WRITTEN TASK>
Work out the number of lines with the word "JSON" in the material below, then reply with that number only.

Dataset entries:
####

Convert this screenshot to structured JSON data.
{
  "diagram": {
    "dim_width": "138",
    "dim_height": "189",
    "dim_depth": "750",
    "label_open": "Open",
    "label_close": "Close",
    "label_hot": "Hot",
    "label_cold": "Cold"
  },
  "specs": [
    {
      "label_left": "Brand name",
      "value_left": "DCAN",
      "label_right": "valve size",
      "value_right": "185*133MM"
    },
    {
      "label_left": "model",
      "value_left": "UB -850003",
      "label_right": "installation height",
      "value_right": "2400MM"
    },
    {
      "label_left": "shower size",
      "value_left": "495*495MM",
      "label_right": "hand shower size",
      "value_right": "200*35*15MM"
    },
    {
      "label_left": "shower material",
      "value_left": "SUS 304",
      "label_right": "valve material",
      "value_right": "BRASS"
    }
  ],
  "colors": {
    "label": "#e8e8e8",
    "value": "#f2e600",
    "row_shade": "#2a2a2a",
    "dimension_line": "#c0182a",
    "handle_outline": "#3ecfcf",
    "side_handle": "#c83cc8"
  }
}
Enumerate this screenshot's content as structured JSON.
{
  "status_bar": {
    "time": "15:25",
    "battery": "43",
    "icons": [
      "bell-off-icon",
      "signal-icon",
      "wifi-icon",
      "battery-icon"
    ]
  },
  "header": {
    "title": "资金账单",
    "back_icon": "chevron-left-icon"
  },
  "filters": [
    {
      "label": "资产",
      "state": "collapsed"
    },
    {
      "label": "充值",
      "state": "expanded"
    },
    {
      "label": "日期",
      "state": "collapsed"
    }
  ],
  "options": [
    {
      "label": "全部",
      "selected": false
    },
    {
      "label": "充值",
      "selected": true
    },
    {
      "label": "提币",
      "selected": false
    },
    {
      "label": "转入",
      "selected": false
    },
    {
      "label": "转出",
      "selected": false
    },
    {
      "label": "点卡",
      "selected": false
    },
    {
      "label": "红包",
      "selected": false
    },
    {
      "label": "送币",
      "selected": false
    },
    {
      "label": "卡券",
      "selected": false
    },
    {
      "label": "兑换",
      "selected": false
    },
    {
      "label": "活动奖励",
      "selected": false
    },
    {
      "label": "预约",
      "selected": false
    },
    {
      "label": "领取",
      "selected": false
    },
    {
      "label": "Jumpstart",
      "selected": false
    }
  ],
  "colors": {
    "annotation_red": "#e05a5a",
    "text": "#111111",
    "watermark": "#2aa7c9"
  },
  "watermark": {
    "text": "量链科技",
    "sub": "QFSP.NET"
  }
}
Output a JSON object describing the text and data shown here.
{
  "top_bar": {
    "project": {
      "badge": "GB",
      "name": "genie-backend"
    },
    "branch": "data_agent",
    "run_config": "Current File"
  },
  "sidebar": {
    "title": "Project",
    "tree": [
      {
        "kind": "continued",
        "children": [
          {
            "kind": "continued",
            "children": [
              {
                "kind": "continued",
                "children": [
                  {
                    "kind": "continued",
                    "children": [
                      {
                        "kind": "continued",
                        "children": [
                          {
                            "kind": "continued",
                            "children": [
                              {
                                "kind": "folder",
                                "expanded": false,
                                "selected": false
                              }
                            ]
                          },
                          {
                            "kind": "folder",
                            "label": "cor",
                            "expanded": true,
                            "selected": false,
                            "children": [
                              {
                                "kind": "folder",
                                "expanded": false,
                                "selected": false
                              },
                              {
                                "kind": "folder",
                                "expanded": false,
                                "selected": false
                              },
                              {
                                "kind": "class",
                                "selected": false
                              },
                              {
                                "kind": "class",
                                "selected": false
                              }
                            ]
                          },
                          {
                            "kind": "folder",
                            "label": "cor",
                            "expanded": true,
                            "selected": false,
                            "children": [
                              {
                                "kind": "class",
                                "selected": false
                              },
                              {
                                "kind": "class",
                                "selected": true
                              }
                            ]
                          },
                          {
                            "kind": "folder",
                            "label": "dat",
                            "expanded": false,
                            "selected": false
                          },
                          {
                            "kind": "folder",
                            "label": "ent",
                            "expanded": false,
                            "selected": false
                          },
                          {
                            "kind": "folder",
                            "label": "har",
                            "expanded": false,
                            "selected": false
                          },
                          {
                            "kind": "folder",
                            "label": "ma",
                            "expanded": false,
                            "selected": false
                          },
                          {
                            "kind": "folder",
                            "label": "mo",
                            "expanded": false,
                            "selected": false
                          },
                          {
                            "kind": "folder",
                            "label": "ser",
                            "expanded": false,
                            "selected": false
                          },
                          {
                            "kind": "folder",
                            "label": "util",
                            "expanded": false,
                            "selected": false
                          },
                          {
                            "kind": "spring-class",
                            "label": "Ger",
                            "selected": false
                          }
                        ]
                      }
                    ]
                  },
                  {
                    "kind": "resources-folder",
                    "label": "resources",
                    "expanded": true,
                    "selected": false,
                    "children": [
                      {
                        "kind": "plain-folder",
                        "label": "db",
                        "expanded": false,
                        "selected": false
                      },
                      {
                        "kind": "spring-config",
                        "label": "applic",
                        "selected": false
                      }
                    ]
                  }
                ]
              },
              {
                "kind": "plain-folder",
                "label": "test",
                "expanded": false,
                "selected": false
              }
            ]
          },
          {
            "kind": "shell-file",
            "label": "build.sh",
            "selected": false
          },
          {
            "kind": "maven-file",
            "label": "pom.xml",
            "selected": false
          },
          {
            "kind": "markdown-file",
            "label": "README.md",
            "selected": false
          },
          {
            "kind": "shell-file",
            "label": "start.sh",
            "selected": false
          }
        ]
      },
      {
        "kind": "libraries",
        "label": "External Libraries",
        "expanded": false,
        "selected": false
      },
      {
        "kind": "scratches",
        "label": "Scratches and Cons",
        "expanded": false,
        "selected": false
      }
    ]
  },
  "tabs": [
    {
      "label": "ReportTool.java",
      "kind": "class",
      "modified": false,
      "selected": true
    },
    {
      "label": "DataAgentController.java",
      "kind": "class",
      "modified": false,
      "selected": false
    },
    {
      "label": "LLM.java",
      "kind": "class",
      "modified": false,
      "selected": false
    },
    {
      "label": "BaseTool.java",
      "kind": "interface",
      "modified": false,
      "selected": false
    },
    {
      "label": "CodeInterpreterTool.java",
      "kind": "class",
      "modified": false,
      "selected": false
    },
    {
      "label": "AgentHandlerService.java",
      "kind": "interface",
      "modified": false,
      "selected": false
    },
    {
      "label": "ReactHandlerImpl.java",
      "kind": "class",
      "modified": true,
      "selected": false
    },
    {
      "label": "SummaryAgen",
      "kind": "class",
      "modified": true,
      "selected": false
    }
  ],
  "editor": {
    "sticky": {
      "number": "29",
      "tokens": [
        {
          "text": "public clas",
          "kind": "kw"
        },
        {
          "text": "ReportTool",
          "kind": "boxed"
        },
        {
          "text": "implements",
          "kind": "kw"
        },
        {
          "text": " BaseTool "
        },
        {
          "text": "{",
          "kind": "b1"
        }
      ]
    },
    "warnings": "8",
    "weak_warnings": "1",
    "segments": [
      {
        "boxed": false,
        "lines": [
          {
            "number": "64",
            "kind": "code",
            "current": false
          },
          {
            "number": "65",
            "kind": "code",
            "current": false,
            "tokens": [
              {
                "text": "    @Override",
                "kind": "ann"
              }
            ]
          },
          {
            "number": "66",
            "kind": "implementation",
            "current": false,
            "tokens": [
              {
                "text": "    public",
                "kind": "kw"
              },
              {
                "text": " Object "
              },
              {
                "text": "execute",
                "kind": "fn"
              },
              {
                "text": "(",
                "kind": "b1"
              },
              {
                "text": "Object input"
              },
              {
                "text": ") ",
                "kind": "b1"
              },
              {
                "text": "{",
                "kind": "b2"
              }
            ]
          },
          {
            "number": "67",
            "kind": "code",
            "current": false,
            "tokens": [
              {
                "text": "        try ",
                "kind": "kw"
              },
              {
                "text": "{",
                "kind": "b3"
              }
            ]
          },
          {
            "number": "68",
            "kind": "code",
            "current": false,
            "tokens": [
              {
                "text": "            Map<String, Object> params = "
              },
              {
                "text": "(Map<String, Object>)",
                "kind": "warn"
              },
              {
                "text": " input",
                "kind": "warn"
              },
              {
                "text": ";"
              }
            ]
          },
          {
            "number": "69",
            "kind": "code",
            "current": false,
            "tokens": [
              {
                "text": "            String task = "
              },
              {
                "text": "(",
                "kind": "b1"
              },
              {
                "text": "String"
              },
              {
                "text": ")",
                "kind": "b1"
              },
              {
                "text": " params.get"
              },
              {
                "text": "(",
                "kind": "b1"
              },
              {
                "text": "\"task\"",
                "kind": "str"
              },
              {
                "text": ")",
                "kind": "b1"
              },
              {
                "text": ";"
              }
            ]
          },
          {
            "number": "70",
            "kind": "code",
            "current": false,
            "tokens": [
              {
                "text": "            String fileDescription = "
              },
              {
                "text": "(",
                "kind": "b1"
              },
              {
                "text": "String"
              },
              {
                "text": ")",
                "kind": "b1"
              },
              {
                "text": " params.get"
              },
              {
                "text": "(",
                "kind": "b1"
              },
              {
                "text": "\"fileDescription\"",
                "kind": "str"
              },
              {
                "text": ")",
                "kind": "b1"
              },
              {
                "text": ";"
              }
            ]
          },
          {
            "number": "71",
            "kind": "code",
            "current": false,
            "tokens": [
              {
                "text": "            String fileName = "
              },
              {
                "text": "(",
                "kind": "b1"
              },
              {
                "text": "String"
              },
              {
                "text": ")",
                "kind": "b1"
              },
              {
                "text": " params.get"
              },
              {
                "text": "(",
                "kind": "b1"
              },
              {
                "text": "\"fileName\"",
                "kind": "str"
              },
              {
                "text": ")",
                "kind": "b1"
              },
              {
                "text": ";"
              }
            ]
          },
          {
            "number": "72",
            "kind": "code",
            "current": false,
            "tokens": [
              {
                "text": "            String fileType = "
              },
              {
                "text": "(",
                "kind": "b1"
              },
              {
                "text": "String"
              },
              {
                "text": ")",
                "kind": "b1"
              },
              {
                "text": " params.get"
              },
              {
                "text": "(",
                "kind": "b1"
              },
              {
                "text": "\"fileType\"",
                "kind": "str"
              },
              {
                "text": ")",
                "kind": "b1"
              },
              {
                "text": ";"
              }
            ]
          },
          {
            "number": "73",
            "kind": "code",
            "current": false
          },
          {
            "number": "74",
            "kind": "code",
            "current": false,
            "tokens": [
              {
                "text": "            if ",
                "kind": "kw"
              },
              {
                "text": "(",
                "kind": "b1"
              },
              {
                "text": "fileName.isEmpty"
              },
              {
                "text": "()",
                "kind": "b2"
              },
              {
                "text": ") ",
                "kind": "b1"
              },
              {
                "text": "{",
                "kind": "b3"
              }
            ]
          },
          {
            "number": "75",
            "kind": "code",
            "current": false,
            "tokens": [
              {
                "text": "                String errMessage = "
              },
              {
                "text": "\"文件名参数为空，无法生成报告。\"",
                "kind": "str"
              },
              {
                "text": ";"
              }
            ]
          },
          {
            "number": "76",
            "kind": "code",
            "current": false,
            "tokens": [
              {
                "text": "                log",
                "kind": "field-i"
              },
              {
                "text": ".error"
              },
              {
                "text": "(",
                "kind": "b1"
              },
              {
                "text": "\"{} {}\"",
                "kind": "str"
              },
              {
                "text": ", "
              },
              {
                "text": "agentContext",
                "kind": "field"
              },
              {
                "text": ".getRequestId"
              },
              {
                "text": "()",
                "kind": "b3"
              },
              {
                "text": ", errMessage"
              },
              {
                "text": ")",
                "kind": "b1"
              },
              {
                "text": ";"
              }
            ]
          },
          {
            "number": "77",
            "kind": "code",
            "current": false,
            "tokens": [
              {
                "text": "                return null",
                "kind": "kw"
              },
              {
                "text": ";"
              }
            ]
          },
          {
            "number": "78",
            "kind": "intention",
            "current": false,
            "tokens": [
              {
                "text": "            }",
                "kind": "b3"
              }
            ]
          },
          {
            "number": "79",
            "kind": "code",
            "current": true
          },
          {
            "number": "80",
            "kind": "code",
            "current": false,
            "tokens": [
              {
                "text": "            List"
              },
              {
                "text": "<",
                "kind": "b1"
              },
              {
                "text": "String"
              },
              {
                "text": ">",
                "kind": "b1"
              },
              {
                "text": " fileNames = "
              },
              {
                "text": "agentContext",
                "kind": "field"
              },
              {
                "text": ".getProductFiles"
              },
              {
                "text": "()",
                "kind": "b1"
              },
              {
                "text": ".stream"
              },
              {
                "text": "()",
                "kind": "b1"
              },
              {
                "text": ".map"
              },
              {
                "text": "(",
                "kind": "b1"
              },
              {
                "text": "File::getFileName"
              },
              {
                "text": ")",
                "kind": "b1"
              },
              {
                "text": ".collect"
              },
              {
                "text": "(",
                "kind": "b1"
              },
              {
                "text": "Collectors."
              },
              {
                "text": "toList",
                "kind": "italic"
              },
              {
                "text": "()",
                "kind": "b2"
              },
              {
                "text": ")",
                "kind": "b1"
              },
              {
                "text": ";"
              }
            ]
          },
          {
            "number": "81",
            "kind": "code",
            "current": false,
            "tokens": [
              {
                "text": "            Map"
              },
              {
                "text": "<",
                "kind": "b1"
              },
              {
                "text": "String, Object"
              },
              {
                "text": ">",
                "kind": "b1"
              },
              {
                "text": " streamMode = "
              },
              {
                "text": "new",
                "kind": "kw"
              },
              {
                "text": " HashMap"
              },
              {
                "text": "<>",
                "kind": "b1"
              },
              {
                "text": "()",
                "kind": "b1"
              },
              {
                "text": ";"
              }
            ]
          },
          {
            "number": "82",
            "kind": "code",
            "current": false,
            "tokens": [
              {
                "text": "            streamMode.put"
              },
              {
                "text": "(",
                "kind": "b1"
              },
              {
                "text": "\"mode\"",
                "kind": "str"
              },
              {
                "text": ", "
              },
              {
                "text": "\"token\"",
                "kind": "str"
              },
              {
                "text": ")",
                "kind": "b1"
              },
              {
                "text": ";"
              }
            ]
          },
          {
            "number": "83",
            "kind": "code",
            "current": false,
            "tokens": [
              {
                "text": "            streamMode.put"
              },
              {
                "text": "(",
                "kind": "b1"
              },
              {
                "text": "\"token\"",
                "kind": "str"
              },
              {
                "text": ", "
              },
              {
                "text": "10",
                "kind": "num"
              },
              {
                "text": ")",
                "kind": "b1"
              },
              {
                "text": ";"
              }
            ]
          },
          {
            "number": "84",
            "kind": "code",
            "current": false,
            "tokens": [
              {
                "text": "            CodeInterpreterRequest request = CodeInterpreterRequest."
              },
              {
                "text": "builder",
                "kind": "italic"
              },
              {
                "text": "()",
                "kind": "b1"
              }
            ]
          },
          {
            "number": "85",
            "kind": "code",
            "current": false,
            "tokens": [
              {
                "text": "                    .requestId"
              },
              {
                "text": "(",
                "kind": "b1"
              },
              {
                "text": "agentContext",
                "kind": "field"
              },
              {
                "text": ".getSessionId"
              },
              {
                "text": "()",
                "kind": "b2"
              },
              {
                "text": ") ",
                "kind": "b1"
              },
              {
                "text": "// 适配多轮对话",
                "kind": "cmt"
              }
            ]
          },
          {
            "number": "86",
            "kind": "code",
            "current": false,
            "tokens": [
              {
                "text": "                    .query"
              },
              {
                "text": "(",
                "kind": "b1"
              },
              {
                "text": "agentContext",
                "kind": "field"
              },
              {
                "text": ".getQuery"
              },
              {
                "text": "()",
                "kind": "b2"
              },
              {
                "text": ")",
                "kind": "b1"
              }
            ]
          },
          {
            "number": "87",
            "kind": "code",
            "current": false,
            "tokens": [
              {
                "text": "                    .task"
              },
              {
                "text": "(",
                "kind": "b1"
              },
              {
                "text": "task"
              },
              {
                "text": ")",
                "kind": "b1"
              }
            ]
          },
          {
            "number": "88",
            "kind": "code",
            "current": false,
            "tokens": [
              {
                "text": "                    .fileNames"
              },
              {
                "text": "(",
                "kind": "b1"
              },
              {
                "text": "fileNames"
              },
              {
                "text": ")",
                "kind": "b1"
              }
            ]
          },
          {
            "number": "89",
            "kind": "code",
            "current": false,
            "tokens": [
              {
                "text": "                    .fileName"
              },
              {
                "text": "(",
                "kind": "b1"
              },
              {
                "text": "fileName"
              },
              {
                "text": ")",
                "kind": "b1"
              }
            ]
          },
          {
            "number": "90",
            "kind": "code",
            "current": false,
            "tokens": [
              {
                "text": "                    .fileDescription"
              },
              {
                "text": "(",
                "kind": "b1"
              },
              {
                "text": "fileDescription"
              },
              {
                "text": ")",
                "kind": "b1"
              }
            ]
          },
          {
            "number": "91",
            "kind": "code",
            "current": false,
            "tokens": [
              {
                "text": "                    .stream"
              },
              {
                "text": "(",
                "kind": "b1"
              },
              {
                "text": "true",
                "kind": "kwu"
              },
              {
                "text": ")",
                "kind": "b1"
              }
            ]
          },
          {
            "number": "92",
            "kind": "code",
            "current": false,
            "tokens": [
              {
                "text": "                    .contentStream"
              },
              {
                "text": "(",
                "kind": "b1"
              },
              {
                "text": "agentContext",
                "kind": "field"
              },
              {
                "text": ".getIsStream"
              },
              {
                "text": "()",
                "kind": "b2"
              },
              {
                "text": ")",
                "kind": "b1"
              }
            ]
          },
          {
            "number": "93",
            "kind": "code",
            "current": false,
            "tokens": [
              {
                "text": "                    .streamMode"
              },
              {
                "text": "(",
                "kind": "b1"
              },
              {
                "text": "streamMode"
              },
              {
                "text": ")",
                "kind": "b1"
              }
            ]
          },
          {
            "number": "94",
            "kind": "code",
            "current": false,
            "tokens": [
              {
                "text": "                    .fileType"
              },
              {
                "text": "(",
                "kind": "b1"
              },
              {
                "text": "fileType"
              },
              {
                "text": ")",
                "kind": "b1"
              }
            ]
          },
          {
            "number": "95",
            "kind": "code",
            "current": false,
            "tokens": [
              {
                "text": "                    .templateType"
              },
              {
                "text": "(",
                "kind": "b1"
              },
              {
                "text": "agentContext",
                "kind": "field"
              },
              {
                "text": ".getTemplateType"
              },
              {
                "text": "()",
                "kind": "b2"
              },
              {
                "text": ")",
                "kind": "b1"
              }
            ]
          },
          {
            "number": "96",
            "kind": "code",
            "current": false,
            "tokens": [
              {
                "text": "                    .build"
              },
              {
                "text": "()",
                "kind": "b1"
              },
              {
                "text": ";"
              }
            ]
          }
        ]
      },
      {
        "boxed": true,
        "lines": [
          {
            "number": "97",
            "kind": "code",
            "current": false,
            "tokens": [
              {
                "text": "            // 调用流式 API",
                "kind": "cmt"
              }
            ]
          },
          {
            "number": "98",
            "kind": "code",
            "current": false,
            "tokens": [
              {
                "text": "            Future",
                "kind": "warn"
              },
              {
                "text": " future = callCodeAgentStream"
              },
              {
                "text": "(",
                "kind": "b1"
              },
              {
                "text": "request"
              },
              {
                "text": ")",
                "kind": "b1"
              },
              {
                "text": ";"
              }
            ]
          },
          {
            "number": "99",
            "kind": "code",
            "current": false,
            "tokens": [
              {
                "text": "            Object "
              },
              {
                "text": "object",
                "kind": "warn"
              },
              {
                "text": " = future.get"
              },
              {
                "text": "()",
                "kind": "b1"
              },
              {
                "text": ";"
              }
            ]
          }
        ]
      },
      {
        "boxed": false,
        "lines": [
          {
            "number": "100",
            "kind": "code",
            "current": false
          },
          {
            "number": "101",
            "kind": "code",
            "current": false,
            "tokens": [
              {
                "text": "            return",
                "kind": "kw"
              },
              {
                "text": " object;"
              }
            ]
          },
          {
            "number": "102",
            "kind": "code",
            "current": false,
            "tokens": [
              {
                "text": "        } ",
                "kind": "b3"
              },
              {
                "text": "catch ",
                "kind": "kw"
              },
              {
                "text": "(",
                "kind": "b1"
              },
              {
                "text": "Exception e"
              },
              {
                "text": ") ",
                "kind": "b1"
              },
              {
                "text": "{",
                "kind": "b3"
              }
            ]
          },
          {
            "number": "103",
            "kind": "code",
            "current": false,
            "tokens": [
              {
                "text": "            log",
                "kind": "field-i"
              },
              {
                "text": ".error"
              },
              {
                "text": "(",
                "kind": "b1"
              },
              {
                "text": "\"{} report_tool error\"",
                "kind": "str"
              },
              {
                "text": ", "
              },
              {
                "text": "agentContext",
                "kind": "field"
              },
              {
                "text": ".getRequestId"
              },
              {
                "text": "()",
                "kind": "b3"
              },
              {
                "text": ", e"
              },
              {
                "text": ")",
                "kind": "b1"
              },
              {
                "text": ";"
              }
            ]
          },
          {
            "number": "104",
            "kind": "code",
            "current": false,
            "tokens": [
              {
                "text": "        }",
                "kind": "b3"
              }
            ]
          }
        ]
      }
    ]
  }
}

####

CORRECT OUTPUT>
3